• [READING PASSAGE]

    Good.

    Fuck the whole stinking rabble.

  4. He always works himself up into such a state that he looses any sense of reality, well reality associated with normal people and then goes completely bonkers.

    The cunt thinks everyone hates him because he is a fruit but that’s not the case it’s because he is fruit and nut.

    He must have been wanking furiously yesterday with Tommy R being in London.

  5. Owen is like Katie Prices snatch, far too much publicity for something so repulsive.

    Snide little cunt needs to fuck off!

  6. Heard nothing of this crybaby for a while.
    Assumed he must have succumbed to the Aids…
    Rather disappointed to find out otherwise. 🙁

  7. Little Owen hates Starmer, and thinks he is a cunt. Ditto Sugartits Cooper, and Streeting

    On this occassion, I will just say my enemies enemy is my friend

  8. Alas there are no depths that this dinner basher will not plummet to to try and stay relevant.
    I used to get annoyed at this little shit but now i just think “what vile garbage is he spewing now” and just treat it with the contempt it thoroughly deserves. A massive puss infested cunt of the highest order may he rot in the filth and stench of his own rancid fornication.

• [SOURCE DATA]

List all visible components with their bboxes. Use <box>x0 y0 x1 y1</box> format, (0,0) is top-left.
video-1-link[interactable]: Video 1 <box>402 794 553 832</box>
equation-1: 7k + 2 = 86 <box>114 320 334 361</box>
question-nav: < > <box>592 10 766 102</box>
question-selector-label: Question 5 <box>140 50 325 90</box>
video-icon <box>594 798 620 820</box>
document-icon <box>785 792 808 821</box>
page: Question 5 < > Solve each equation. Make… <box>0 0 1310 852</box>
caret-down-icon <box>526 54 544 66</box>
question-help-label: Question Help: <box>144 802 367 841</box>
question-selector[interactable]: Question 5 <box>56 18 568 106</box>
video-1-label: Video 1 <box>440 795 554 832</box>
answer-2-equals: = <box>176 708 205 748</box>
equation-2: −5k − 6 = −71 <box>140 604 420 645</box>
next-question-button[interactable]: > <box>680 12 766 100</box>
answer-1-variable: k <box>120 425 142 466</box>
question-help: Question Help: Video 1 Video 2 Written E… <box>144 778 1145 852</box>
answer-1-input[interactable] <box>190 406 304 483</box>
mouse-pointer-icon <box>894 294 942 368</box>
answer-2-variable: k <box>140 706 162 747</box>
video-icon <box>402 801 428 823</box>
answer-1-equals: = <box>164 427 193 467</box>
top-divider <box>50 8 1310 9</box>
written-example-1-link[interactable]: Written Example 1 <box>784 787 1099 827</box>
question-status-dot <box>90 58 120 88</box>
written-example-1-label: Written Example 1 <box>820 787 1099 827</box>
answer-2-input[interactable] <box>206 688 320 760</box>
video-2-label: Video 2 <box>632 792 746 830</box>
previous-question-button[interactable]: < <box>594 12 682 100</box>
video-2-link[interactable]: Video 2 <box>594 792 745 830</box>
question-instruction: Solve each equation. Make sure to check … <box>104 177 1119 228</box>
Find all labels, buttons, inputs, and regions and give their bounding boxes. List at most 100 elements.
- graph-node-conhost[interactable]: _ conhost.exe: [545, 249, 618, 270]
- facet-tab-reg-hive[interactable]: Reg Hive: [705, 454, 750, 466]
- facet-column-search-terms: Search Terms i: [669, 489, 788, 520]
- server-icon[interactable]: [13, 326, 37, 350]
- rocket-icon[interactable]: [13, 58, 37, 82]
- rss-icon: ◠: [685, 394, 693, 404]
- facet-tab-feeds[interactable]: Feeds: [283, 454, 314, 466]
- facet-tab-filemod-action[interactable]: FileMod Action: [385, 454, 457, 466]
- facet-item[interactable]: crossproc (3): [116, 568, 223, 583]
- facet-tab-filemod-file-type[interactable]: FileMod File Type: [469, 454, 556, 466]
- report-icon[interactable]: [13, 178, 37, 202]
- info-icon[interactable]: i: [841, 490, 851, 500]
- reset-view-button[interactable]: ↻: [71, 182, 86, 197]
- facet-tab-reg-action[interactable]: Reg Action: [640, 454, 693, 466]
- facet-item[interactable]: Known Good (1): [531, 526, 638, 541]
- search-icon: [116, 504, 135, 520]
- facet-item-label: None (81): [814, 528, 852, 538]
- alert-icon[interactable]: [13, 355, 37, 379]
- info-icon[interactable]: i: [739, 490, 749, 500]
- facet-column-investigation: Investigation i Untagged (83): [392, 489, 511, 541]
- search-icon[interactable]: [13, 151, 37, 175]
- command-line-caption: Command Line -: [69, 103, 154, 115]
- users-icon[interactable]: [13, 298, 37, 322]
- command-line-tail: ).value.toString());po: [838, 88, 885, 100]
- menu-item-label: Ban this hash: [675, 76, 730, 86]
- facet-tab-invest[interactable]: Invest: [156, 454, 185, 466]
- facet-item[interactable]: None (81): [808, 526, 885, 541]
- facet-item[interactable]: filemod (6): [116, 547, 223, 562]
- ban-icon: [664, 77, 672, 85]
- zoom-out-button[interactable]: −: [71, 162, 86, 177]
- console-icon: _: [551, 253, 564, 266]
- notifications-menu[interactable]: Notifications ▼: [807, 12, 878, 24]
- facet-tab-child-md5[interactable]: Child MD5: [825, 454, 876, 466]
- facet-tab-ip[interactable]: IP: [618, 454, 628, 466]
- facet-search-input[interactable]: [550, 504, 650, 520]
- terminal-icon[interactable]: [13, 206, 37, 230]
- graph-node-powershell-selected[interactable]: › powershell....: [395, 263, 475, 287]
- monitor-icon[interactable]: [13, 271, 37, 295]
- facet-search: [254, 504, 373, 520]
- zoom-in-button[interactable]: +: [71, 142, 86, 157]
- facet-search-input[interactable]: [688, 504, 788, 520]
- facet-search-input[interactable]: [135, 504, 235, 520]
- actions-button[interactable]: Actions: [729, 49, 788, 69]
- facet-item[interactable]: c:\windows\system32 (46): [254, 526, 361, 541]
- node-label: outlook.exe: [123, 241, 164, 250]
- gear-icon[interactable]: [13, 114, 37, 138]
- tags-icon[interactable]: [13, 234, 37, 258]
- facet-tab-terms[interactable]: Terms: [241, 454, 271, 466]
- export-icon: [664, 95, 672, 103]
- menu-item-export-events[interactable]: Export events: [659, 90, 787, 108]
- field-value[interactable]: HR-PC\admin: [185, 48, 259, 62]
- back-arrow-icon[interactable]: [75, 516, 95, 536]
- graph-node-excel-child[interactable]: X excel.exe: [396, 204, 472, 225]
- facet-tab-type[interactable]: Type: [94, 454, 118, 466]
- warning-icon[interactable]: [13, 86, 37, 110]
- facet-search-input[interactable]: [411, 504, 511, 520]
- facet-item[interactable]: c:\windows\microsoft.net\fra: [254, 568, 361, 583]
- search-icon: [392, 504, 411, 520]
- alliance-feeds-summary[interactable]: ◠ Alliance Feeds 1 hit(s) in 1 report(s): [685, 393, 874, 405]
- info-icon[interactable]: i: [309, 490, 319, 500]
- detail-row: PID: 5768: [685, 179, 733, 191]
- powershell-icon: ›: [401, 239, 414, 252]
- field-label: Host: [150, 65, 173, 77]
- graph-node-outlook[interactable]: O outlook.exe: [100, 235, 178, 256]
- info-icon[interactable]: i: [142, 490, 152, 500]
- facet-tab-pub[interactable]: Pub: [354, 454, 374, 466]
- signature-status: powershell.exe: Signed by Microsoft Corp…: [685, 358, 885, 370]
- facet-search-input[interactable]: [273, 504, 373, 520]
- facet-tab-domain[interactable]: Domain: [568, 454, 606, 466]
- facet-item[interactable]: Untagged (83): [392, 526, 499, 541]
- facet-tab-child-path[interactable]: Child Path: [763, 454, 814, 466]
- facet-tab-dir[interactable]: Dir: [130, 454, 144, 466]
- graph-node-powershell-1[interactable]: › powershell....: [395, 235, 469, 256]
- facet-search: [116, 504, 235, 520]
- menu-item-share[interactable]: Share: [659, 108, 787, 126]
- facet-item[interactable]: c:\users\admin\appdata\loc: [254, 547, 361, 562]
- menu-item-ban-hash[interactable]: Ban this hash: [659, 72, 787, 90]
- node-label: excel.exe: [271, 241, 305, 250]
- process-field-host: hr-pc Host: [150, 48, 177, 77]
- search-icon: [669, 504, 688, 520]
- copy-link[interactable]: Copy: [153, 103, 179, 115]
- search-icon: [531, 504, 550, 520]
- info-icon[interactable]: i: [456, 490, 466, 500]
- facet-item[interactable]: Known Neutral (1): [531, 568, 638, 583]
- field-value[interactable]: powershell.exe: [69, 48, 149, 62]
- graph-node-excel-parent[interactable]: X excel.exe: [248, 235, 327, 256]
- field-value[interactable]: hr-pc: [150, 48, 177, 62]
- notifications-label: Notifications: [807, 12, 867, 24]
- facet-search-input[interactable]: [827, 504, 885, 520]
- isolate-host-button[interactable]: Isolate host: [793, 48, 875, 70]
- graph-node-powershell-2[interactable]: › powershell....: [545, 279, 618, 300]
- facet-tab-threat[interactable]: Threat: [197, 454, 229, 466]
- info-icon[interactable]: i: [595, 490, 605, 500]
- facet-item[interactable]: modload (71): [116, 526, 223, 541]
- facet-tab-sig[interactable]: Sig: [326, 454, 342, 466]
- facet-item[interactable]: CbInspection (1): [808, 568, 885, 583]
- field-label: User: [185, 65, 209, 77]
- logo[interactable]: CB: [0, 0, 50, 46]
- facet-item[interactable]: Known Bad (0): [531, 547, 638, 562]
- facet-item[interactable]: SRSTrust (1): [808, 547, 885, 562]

• [EXERCISE BRIEF]
Please answer these questions about the comment thread:
1. Which three politicians does comment 7 say Little Owen hates?
2. Who is said to have been in London yesterday?
3. In comment 8, how does the writer say they used to feel about him?
The records are separate material and have no connection to the comment thread.

• [COMPLETED TASK]
1. Starmer, Cooper and Streeting
2. Tommy R
3. Annoyed